Collect each line of the entries that holds the string "DIEU".

○ ○ ○ ○

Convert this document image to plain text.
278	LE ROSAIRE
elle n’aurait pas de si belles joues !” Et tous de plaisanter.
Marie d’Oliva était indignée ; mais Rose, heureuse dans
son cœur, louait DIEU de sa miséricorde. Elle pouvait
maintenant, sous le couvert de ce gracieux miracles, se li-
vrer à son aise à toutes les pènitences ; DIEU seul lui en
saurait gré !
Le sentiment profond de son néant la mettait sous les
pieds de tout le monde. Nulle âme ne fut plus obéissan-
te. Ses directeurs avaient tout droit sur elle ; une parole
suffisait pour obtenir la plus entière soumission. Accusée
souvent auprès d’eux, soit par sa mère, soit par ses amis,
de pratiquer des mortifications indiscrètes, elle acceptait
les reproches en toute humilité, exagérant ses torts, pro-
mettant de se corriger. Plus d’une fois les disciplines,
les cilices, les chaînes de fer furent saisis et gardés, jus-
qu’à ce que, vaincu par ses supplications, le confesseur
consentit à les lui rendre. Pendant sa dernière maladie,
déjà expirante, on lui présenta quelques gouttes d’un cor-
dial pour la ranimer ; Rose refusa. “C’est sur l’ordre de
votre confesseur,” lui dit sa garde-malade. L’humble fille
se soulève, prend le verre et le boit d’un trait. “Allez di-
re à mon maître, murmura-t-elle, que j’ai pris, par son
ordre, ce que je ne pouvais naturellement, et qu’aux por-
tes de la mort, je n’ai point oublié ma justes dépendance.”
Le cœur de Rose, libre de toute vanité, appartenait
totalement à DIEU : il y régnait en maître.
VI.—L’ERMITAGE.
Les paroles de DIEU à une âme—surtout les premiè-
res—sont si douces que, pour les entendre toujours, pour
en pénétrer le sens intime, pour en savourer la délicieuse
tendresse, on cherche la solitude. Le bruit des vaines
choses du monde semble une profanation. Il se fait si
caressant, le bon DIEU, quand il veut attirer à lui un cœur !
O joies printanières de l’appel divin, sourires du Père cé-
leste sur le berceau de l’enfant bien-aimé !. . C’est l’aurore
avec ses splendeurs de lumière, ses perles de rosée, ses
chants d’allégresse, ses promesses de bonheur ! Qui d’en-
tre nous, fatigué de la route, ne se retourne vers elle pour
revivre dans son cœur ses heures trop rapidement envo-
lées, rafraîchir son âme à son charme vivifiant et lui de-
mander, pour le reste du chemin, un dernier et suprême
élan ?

○ ○ ○ ○

→ Written solution:
son cœur, louait DIEU de sa miséricorde. Elle pouvait
vrer à son aise à toutes les pènitences ; DIEU seul lui en
totalement à DIEU : il y régnait en maître.
Les paroles de DIEU à une âme—surtout les premiè-
caressant, le bon DIEU, quand il veut attirer à lui un cœur !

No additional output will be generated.